__What this task involves__. Isolate every line in the data with the string "gongdian" and copy it.

--- begin Entries supplied ---

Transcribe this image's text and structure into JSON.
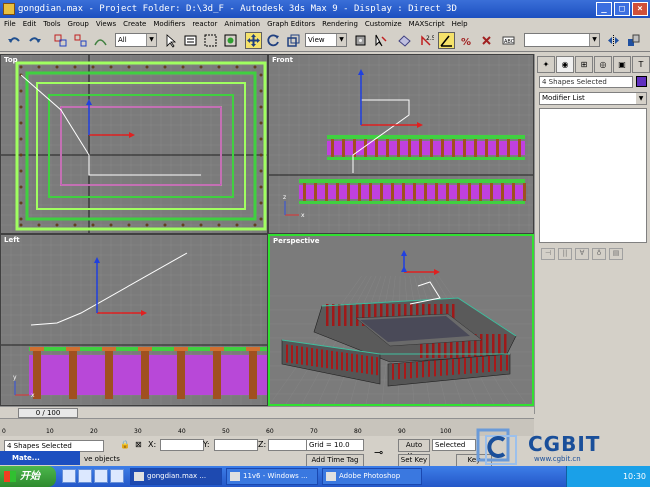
{
  "window": {
    "title": "gongdian.max - Project Folder: D:\\3d_F - Autodesk 3ds Max 9 - Display : Direct 3D",
    "minimize": "_",
    "maximize": "□",
    "close": "×"
  },
  "menu": [
    "File",
    "Edit",
    "Tools",
    "Group",
    "Views",
    "Create",
    "Modifiers",
    "reactor",
    "Animation",
    "Graph Editors",
    "Rendering",
    "Customize",
    "MAXScript",
    "Help"
  ],
  "toolbar": {
    "selection_filter": "All",
    "reference_coord": "View",
    "named_selection": ""
  },
  "viewports": {
    "top": "Top",
    "front": "Front",
    "left": "Left",
    "perspective": "Perspective",
    "axis_x": "x",
    "axis_y": "y",
    "axis_z": "z"
  },
  "command_panel": {
    "selection_name": "4 Shapes Selected",
    "modifier_list": "Modifier List"
  },
  "timeline": {
    "frame_display": "0 / 100",
    "ticks": [
      "0",
      "10",
      "20",
      "30",
      "40",
      "50",
      "60",
      "70",
      "80",
      "90",
      "100"
    ]
  },
  "status": {
    "selection": "4 Shapes Selected",
    "prompt": "ve objects",
    "x_label": "X:",
    "y_label": "Y:",
    "z_label": "Z:",
    "x_value": "",
    "y_value": "",
    "z_value": "",
    "grid": "Grid = 10.0",
    "auto_key": "Auto Key",
    "set_key": "Set Key",
    "selected": "Selected",
    "key_filters": "Key Filters...",
    "add_time_tag": "Add Time Tag"
  },
  "taskbar": {
    "start": "开始",
    "mate": "Mate...",
    "tasks": [
      "gongdian.max ...",
      "11v6 - Windows ...",
      "Adobe Photoshop"
    ],
    "clock": "10:30"
  },
  "watermark": {
    "brand": "CGBIT",
    "url": "www.cgbit.cn"
  },
  "colors": {
    "viewport_bg": "#7b7b7b",
    "active_border": "#30e030",
    "title_blue": "#1c4fc0"
  }
}
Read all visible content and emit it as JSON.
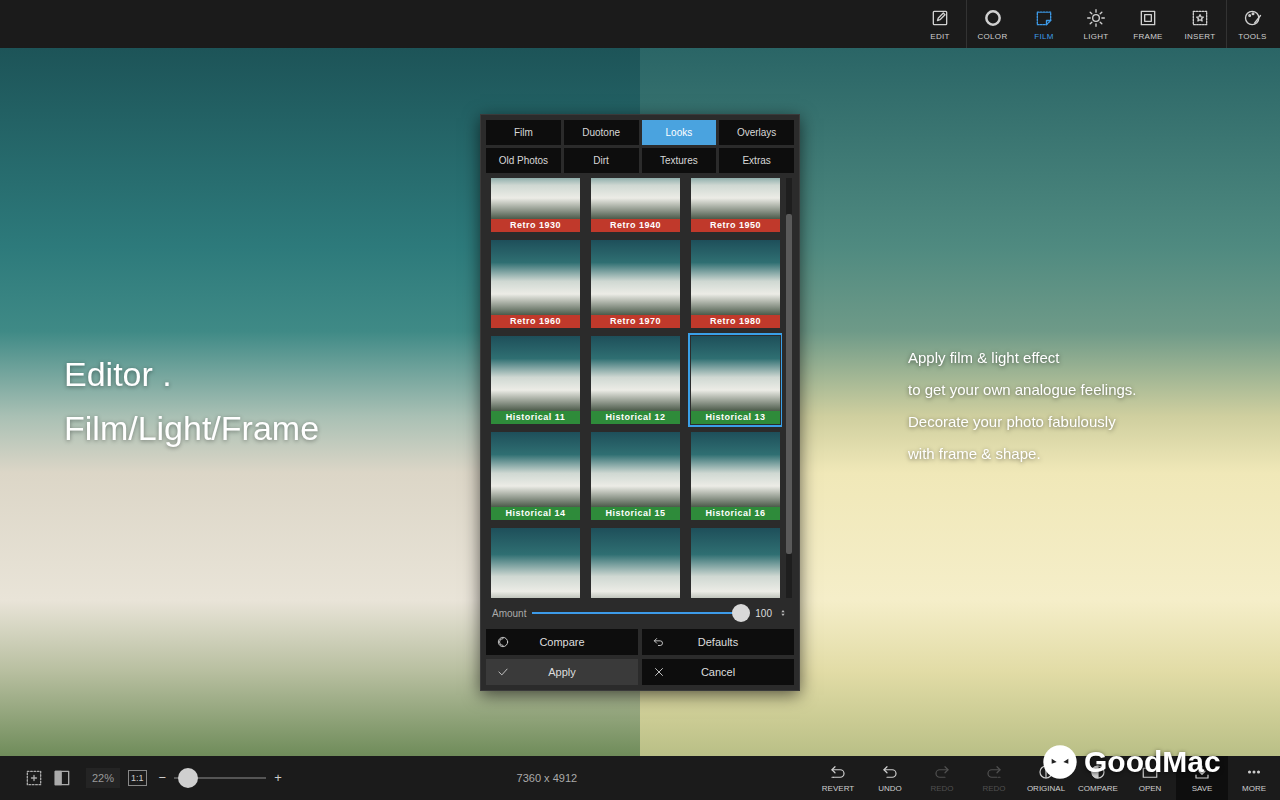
{
  "toolbar": {
    "items": [
      {
        "label": "EDIT",
        "selected": false
      },
      {
        "label": "COLOR",
        "selected": false
      },
      {
        "label": "FILM",
        "selected": true
      },
      {
        "label": "LIGHT",
        "selected": false
      },
      {
        "label": "FRAME",
        "selected": false
      },
      {
        "label": "INSERT",
        "selected": false
      },
      {
        "label": "TOOLS",
        "selected": false
      }
    ]
  },
  "promo": {
    "title_lines": [
      "Editor .",
      "Film/Light/Frame"
    ],
    "caption_lines": [
      "Apply film & light effect",
      "to get your own analogue feelings.",
      "Decorate your photo fabulously",
      "with frame & shape."
    ]
  },
  "dialog": {
    "tabs": [
      {
        "label": "Film",
        "selected": false
      },
      {
        "label": "Duotone",
        "selected": false
      },
      {
        "label": "Looks",
        "selected": true
      },
      {
        "label": "Overlays",
        "selected": false
      },
      {
        "label": "Old Photos",
        "selected": false
      },
      {
        "label": "Dirt",
        "selected": false
      },
      {
        "label": "Textures",
        "selected": false
      },
      {
        "label": "Extras",
        "selected": false
      }
    ],
    "thumbnails": [
      {
        "label": "Retro 1930",
        "selected": false,
        "color": "#c0392b"
      },
      {
        "label": "Retro 1940",
        "selected": false,
        "color": "#c0392b"
      },
      {
        "label": "Retro 1950",
        "selected": false,
        "color": "#c0392b"
      },
      {
        "label": "Retro 1960",
        "selected": false,
        "color": "#c0392b"
      },
      {
        "label": "Retro 1970",
        "selected": false,
        "color": "#c0392b"
      },
      {
        "label": "Retro 1980",
        "selected": false,
        "color": "#c0392b"
      },
      {
        "label": "Historical 11",
        "selected": false,
        "color": "#2e8b3a"
      },
      {
        "label": "Historical 12",
        "selected": false,
        "color": "#2e8b3a"
      },
      {
        "label": "Historical 13",
        "selected": true,
        "color": "#2e8b3a"
      },
      {
        "label": "Historical 14",
        "selected": false,
        "color": "#2e8b3a"
      },
      {
        "label": "Historical 15",
        "selected": false,
        "color": "#2e8b3a"
      },
      {
        "label": "Historical 16",
        "selected": false,
        "color": "#2e8b3a"
      },
      {
        "label": "",
        "selected": false,
        "color": "#2e8b3a"
      },
      {
        "label": "",
        "selected": false,
        "color": "#2e8b3a"
      },
      {
        "label": "",
        "selected": false,
        "color": "#2e8b3a"
      }
    ],
    "scroll_level": 0.45,
    "amount": {
      "label": "Amount",
      "value": "100",
      "level": 1.0
    },
    "buttons": [
      "Compare",
      "Defaults",
      "Apply",
      "Cancel"
    ]
  },
  "status_bar": {
    "zoom": "22%",
    "fit": "1:1",
    "zoom_out": "−",
    "zoom_in": "+",
    "zoom_level": 0.15,
    "dimensions": "7360 x 4912",
    "actions": [
      {
        "label": "REVERT",
        "disabled": false
      },
      {
        "label": "UNDO",
        "disabled": false
      },
      {
        "label": "REDO",
        "disabled": true
      },
      {
        "label": "REDO",
        "disabled": true
      },
      {
        "label": "ORIGINAL",
        "disabled": false
      },
      {
        "label": "COMPARE",
        "disabled": false
      },
      {
        "label": "OPEN",
        "disabled": false
      },
      {
        "label": "SAVE",
        "disabled": false
      },
      {
        "label": "MORE",
        "disabled": false
      }
    ]
  },
  "watermark": "GoodMac"
}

--- end Entries supplied ---

__Solution to this problem__.
    "title": "gongdian.max - Project Folder: D:\\3d_F - Autodesk 3ds Max 9 - Display : Direct 3D",
      "gongdian.max ...",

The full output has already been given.